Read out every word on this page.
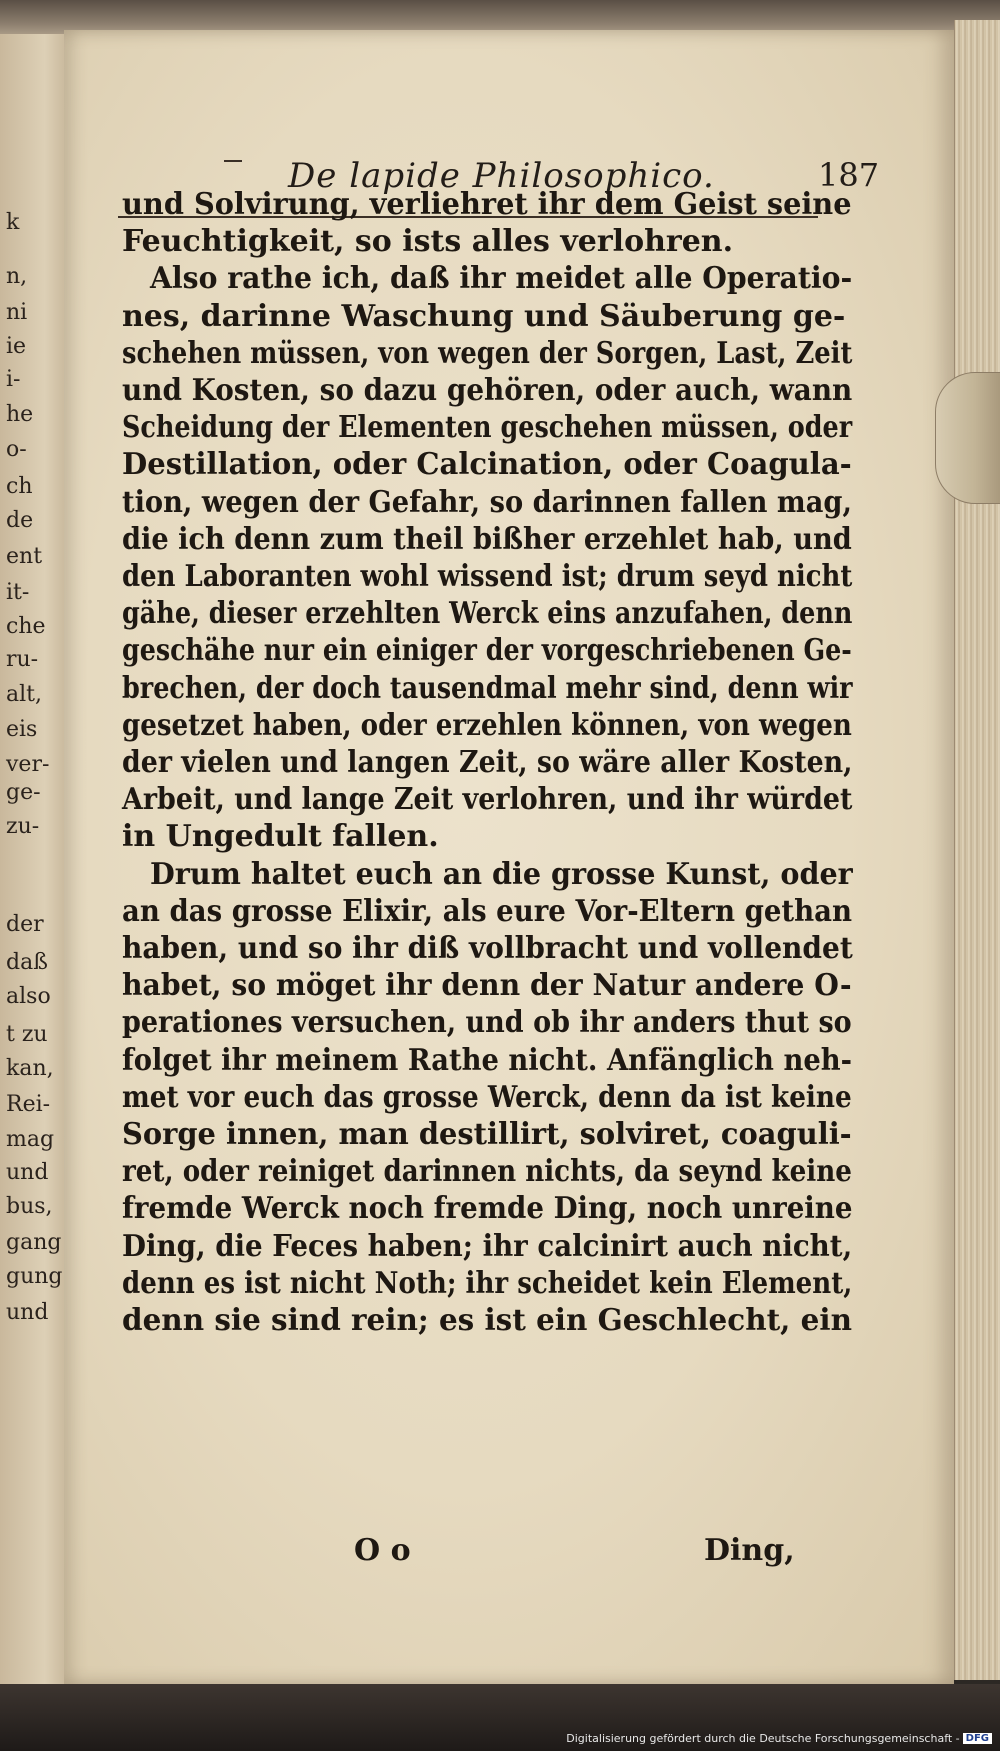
k
n,
ni
ie
i-
he
o-
ch
de
ent
it-
che
ru-
alt,
eis
ver-
ge-
zu-
der
daß
also
t zu
kan,
Rei-
mag
und
bus,
gang
gung
und
De lapide Philosophico.	187
und Solvirung, verliehret ihr dem Geist seine
Feuchtigkeit, so ists alles verlohren.
Also rathe ich, daß ihr meidet alle Operatio-
nes, darinne Waschung und Säuberung ge-
schehen müssen, von wegen der Sorgen, Last, Zeit
und Kosten, so dazu gehören, oder auch, wann
Scheidung der Elementen geschehen müssen, oder
Destillation, oder Calcination, oder Coagula-
tion, wegen der Gefahr, so darinnen fallen mag,
die ich denn zum theil bißher erzehlet hab, und
den Laboranten wohl wissend ist; drum seyd nicht
gähe, dieser erzehlten Werck eins anzufahen, denn
geschähe nur ein einiger der vorgeschriebenen Ge-
brechen, der doch tausendmal mehr sind, denn wir
gesetzet haben, oder erzehlen können, von wegen
der vielen und langen Zeit, so wäre aller Kosten,
Arbeit, und lange Zeit verlohren, und ihr würdet
in Ungedult fallen.
Drum haltet euch an die grosse Kunst, oder
an das grosse Elixir, als eure Vor-Eltern gethan
haben, und so ihr diß vollbracht und vollendet
habet, so möget ihr denn der Natur andere O-
perationes versuchen, und ob ihr anders thut so
folget ihr meinem Rathe nicht. Anfänglich neh-
met vor euch das grosse Werck, denn da ist keine
Sorge innen, man destillirt, solviret, coaguli-
ret, oder reiniget darinnen nichts, da seynd keine
fremde Werck noch fremde Ding, noch unreine
Ding, die Feces haben; ihr calcinirt auch nicht,
denn es ist nicht Noth; ihr scheidet kein Element,
denn sie sind rein; es ist ein Geschlecht, ein
O o	Ding,
Digitalisierung gefördert durch die Deutsche Forschungsgemeinschaft - DFG
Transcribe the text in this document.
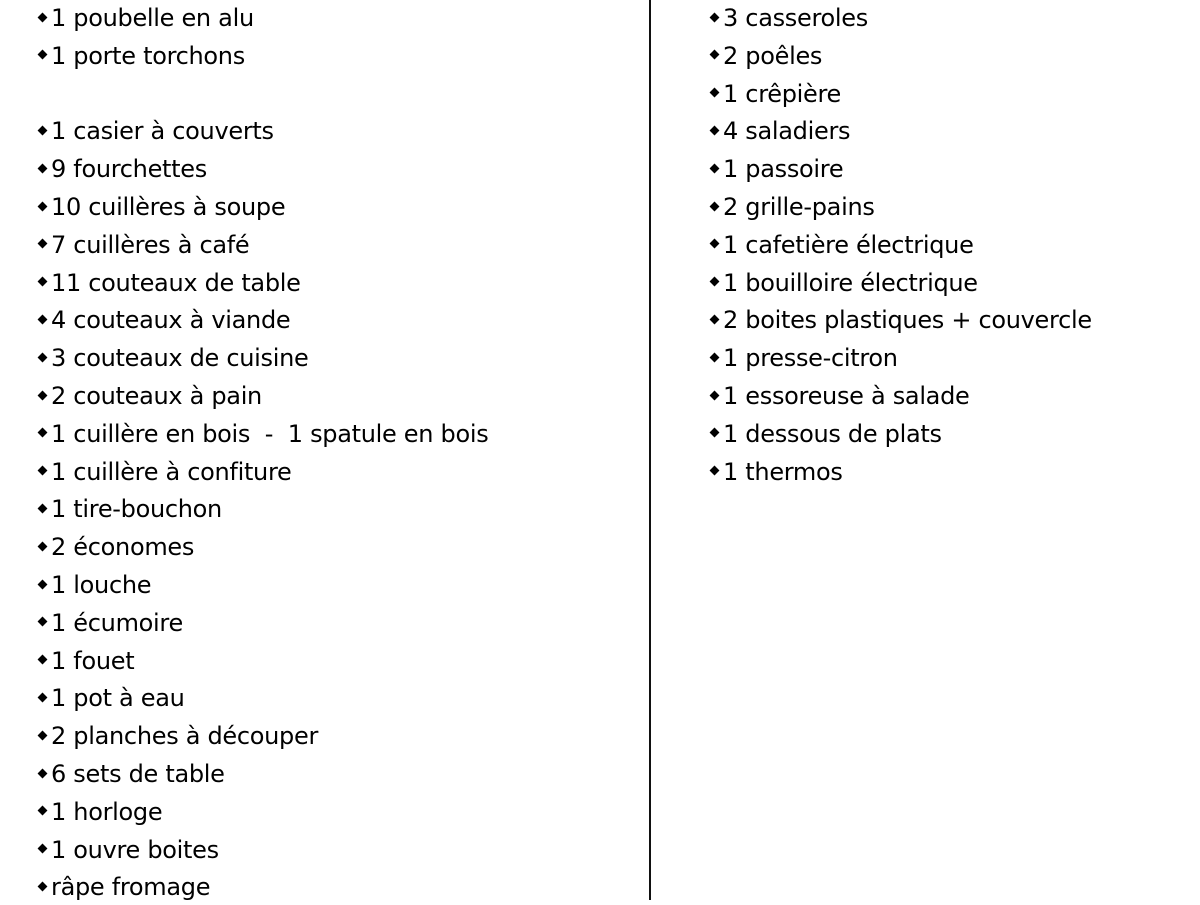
1 poubelle en alu
1 porte torchons
1 casier à couverts
9 fourchettes
10 cuillères à soupe
7 cuillères à café
11 couteaux de table
4 couteaux à viande
3 couteaux de cuisine
2 couteaux à pain
1 cuillère en bois  -  1 spatule en bois
1 cuillère à confiture
1 tire-bouchon
2 économes
1 louche
1 écumoire
1 fouet
1 pot à eau
2 planches à découper
6 sets de table
1 horloge
1 ouvre boites
râpe fromage
3 casseroles
2 poêles
1 crêpière
4 saladiers
1 passoire
2 grille-pains
1 cafetière électrique
1 bouilloire électrique
2 boites plastiques + couvercle
1 presse-citron
1 essoreuse à salade
1 dessous de plats
1 thermos
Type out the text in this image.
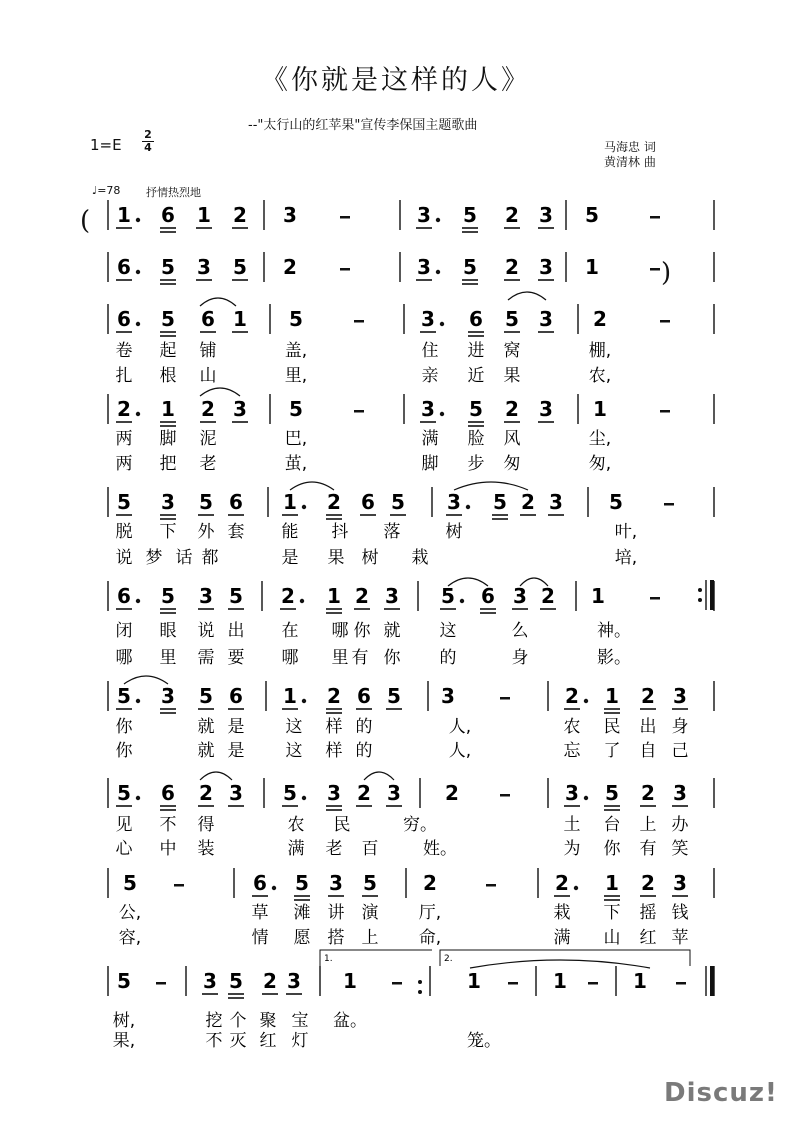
《你就是这样的人》
--"太行山的红苹果"宣传李保国主题歌曲
1=E
2
4	马海忠 词
黄清林 曲
♩=78 抒情热烈地
(
)
Discuz!
1 6 1 2 3	3 5 2 3 5
6 5 3 5 2	3 5 2 3 1
6 5 6 1 5	3 6 5 3 2
卷 起 铺	盖,	住 进 窝	棚,
扎 根 山	里,	亲 近 果	农,
2 1 2 3 5	3 5 2 3 1
两 脚 泥	巴,	满 脸 风	尘,
两 把 老	茧,	脚 步 匆	匆,
5 3 5 6 1 2 6 5 3 5 2 3 5
脱 下 外 套 能 抖 落	树	叶,
说 梦 话 都	是 果 树 栽	培,
6 5 3 5 2 1 2 3 5 6 3 2 1
闭 眼 说 出 在 哪 你 就 这	么	神。
哪 里 需 要 哪 里 有 你 的	身	影。
5 3 5 6 1 2 6 5 3	2 1 2 3
你	就 是 这 样 的	人,	农 民 出 身
你	就 是 这 样 的	人,	忘 了 自 己
5 6 2 3 5 3 2 3 2	3 5 2 3
见 不 得	农 民	穷。	土 台 上 办
心 中 装	满 老 百	姓。	为 你 有 笑
5	6 5 3 5 2	2 1 2 3
公,	草 滩 讲 演 厅,	栽 下 摇 钱
容,	情 愿 搭 上 命,	满 山 红 苹
5	3 5 2 3 1	1	1	1
树,	挖 个 聚 宝 盆。
果,	不 灭 红 灯	笼。
1.	2.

● ● ● ● ●

Stated task:
Show every line from the listing above in which the string "sind" appears.

Solution for this task:
brechen, der doch tausendmal mehr sind, denn wir
denn sie sind rein; es ist ein Geschlecht, ein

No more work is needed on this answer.